Description of the task: In the data below, find every line with the string "down" and pull it out.

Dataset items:
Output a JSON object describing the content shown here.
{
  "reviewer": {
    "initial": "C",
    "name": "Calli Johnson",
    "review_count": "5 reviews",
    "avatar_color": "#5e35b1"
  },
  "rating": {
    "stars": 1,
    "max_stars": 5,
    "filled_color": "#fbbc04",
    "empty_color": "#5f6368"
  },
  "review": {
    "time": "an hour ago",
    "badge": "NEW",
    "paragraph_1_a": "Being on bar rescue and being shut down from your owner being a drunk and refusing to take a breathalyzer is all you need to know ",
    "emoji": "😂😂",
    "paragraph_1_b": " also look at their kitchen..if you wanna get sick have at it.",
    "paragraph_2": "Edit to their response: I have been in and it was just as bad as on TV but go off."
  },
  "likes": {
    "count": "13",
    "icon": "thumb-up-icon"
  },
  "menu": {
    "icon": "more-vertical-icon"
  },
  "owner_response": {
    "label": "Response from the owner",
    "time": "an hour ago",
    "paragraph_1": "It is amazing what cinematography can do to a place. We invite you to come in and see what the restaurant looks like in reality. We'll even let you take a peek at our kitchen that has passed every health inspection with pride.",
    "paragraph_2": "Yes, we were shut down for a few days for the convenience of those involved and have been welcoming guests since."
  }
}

Written reply:
    "paragraph_1_a": "Being on bar rescue and being shut down from your owner being a drunk and refusing to take a breathalyzer is all you need to know ",
    "paragraph_2": "Yes, we were shut down for a few days for the convenience of those involved and have been welcoming guests since."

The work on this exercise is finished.